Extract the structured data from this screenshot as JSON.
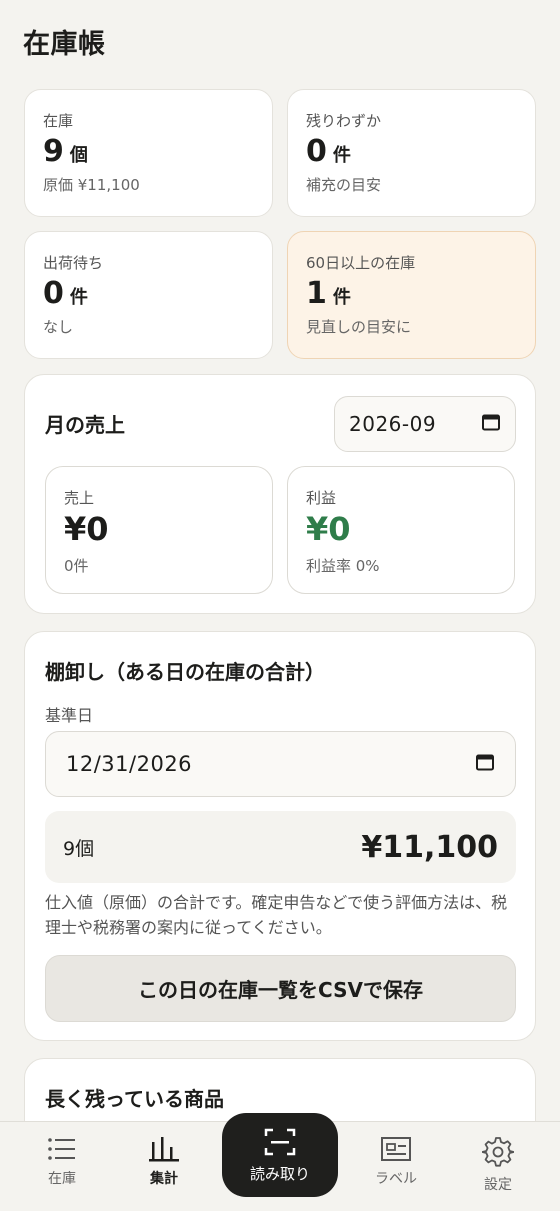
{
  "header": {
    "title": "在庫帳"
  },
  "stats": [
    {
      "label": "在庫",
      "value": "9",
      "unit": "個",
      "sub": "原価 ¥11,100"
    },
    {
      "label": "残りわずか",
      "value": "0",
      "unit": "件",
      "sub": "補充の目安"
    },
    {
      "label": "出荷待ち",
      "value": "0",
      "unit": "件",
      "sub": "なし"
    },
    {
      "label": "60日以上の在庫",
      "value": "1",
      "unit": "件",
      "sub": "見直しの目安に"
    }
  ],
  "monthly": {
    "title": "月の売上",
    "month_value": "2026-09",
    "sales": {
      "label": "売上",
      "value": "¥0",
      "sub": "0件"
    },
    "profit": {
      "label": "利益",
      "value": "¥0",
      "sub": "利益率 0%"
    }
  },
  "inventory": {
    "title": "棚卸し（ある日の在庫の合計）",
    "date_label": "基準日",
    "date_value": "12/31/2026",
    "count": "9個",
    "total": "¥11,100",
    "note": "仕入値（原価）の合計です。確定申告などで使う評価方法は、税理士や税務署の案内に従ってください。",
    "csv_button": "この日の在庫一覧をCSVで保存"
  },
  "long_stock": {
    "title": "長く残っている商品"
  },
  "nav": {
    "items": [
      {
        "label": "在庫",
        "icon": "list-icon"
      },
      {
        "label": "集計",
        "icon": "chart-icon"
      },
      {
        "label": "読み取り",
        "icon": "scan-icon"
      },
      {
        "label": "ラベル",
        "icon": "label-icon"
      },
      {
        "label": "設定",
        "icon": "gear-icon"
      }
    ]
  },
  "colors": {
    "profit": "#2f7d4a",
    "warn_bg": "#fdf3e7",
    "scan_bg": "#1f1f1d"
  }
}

★ ★ ★ ★ ★

## Instruction:
Leave the pictures out and reproduce all of the records exactly.

## Result of the task:
Extract the structured data from this screenshot as JSON.
{
  "header": {
    "title": "在庫帳"
  },
  "stats": [
    {
      "label": "在庫",
      "value": "9",
      "unit": "個",
      "sub": "原価 ¥11,100"
    },
    {
      "label": "残りわずか",
      "value": "0",
      "unit": "件",
      "sub": "補充の目安"
    },
    {
      "label": "出荷待ち",
      "value": "0",
      "unit": "件",
      "sub": "なし"
    },
    {
      "label": "60日以上の在庫",
      "value": "1",
      "unit": "件",
      "sub": "見直しの目安に"
    }
  ],
  "monthly": {
    "title": "月の売上",
    "month_value": "2026-09",
    "sales": {
      "label": "売上",
      "value": "¥0",
      "sub": "0件"
    },
    "profit": {
      "label": "利益",
      "value": "¥0",
      "sub": "利益率 0%"
    }
  },
  "inventory": {
    "title": "棚卸し（ある日の在庫の合計）",
    "date_label": "基準日",
    "date_value": "12/31/2026",
    "count": "9個",
    "total": "¥11,100",
    "note": "仕入値（原価）の合計です。確定申告などで使う評価方法は、税理士や税務署の案内に従ってください。",
    "csv_button": "この日の在庫一覧をCSVで保存"
  },
  "long_stock": {
    "title": "長く残っている商品"
  },
  "nav": {
    "items": [
      {
        "label": "在庫",
        "icon": "list-icon"
      },
      {
        "label": "集計",
        "icon": "chart-icon"
      },
      {
        "label": "読み取り",
        "icon": "scan-icon"
      },
      {
        "label": "ラベル",
        "icon": "label-icon"
      },
      {
        "label": "設定",
        "icon": "gear-icon"
      }
    ]
  },
  "colors": {
    "profit": "#2f7d4a",
    "warn_bg": "#fdf3e7",
    "scan_bg": "#1f1f1d"
  }
}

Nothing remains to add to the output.